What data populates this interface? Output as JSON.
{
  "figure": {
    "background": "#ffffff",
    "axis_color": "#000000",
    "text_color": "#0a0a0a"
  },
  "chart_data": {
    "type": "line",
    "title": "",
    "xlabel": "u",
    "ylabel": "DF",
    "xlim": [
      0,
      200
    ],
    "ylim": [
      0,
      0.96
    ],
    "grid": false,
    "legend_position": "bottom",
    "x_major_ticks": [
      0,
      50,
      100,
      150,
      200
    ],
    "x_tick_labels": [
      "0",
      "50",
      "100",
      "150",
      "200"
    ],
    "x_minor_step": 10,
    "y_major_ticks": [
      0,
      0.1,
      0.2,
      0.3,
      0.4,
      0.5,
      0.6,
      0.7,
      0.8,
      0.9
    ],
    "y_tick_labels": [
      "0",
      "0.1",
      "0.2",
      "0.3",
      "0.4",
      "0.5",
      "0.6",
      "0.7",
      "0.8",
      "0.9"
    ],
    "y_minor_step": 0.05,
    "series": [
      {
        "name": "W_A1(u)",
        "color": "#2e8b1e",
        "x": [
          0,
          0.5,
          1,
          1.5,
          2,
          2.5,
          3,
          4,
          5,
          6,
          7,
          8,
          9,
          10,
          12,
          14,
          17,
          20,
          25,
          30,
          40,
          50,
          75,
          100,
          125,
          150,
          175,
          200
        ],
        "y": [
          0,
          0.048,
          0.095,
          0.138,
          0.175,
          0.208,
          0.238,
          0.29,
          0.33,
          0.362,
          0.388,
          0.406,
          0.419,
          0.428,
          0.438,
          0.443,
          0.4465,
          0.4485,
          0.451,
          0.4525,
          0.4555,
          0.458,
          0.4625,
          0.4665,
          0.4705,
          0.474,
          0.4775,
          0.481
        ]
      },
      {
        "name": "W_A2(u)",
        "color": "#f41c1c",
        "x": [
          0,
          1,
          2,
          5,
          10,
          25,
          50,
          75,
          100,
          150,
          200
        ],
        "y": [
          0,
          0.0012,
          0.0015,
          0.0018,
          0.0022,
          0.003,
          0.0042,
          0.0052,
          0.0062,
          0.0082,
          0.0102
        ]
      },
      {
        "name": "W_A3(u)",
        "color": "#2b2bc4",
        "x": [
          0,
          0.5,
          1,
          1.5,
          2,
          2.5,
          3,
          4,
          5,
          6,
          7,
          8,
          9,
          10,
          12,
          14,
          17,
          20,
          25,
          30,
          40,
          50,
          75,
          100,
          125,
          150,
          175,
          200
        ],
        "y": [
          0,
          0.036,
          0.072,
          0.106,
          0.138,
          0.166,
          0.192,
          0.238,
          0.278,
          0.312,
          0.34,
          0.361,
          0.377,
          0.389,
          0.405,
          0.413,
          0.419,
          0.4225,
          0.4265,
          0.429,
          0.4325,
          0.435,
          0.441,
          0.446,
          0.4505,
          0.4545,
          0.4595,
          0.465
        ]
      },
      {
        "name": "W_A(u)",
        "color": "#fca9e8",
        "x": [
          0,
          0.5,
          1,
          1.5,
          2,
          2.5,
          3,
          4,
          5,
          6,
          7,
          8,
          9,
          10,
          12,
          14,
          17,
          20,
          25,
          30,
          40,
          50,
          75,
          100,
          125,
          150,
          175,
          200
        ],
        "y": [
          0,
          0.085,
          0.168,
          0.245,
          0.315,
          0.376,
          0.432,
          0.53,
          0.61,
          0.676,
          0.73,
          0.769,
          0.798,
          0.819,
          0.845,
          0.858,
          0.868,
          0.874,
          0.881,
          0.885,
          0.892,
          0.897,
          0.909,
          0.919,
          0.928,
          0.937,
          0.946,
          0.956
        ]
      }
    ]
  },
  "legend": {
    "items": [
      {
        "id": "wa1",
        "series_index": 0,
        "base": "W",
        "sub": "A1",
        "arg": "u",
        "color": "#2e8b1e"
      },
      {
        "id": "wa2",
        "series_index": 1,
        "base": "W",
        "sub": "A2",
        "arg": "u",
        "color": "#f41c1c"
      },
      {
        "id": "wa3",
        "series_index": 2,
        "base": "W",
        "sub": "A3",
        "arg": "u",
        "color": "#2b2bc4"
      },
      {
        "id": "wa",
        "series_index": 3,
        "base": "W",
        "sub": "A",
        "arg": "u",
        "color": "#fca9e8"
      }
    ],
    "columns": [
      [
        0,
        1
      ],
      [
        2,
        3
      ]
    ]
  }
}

• • • •

▶ **Your goal**
Restate each record word for word.

▶ **Final result**
What data populates this interface? Output as JSON.
{
  "figure": {
    "background": "#ffffff",
    "axis_color": "#000000",
    "text_color": "#0a0a0a"
  },
  "chart_data": {
    "type": "line",
    "title": "",
    "xlabel": "u",
    "ylabel": "DF",
    "xlim": [
      0,
      200
    ],
    "ylim": [
      0,
      0.96
    ],
    "grid": false,
    "legend_position": "bottom",
    "x_major_ticks": [
      0,
      50,
      100,
      150,
      200
    ],
    "x_tick_labels": [
      "0",
      "50",
      "100",
      "150",
      "200"
    ],
    "x_minor_step": 10,
    "y_major_ticks": [
      0,
      0.1,
      0.2,
      0.3,
      0.4,
      0.5,
      0.6,
      0.7,
      0.8,
      0.9
    ],
    "y_tick_labels": [
      "0",
      "0.1",
      "0.2",
      "0.3",
      "0.4",
      "0.5",
      "0.6",
      "0.7",
      "0.8",
      "0.9"
    ],
    "y_minor_step": 0.05,
    "series": [
      {
        "name": "W_A1(u)",
        "color": "#2e8b1e",
        "x": [
          0,
          0.5,
          1,
          1.5,
          2,
          2.5,
          3,
          4,
          5,
          6,
          7,
          8,
          9,
          10,
          12,
          14,
          17,
          20,
          25,
          30,
          40,
          50,
          75,
          100,
          125,
          150,
          175,
          200
        ],
        "y": [
          0,
          0.048,
          0.095,
          0.138,
          0.175,
          0.208,
          0.238,
          0.29,
          0.33,
          0.362,
          0.388,
          0.406,
          0.419,
          0.428,
          0.438,
          0.443,
          0.4465,
          0.4485,
          0.451,
          0.4525,
          0.4555,
          0.458,
          0.4625,
          0.4665,
          0.4705,
          0.474,
          0.4775,
          0.481
        ]
      },
      {
        "name": "W_A2(u)",
        "color": "#f41c1c",
        "x": [
          0,
          1,
          2,
          5,
          10,
          25,
          50,
          75,
          100,
          150,
          200
        ],
        "y": [
          0,
          0.0012,
          0.0015,
          0.0018,
          0.0022,
          0.003,
          0.0042,
          0.0052,
          0.0062,
          0.0082,
          0.0102
        ]
      },
      {
        "name": "W_A3(u)",
        "color": "#2b2bc4",
        "x": [
          0,
          0.5,
          1,
          1.5,
          2,
          2.5,
          3,
          4,
          5,
          6,
          7,
          8,
          9,
          10,
          12,
          14,
          17,
          20,
          25,
          30,
          40,
          50,
          75,
          100,
          125,
          150,
          175,
          200
        ],
        "y": [
          0,
          0.036,
          0.072,
          0.106,
          0.138,
          0.166,
          0.192,
          0.238,
          0.278,
          0.312,
          0.34,
          0.361,
          0.377,
          0.389,
          0.405,
          0.413,
          0.419,
          0.4225,
          0.4265,
          0.429,
          0.4325,
          0.435,
          0.441,
          0.446,
          0.4505,
          0.4545,
          0.4595,
          0.465
        ]
      },
      {
        "name": "W_A(u)",
        "color": "#fca9e8",
        "x": [
          0,
          0.5,
          1,
          1.5,
          2,
          2.5,
          3,
          4,
          5,
          6,
          7,
          8,
          9,
          10,
          12,
          14,
          17,
          20,
          25,
          30,
          40,
          50,
          75,
          100,
          125,
          150,
          175,
          200
        ],
        "y": [
          0,
          0.085,
          0.168,
          0.245,
          0.315,
          0.376,
          0.432,
          0.53,
          0.61,
          0.676,
          0.73,
          0.769,
          0.798,
          0.819,
          0.845,
          0.858,
          0.868,
          0.874,
          0.881,
          0.885,
          0.892,
          0.897,
          0.909,
          0.919,
          0.928,
          0.937,
          0.946,
          0.956
        ]
      }
    ]
  },
  "legend": {
    "items": [
      {
        "id": "wa1",
        "series_index": 0,
        "base": "W",
        "sub": "A1",
        "arg": "u",
        "color": "#2e8b1e"
      },
      {
        "id": "wa2",
        "series_index": 1,
        "base": "W",
        "sub": "A2",
        "arg": "u",
        "color": "#f41c1c"
      },
      {
        "id": "wa3",
        "series_index": 2,
        "base": "W",
        "sub": "A3",
        "arg": "u",
        "color": "#2b2bc4"
      },
      {
        "id": "wa",
        "series_index": 3,
        "base": "W",
        "sub": "A",
        "arg": "u",
        "color": "#fca9e8"
      }
    ],
    "columns": [
      [
        0,
        1
      ],
      [
        2,
        3
      ]
    ]
  }
}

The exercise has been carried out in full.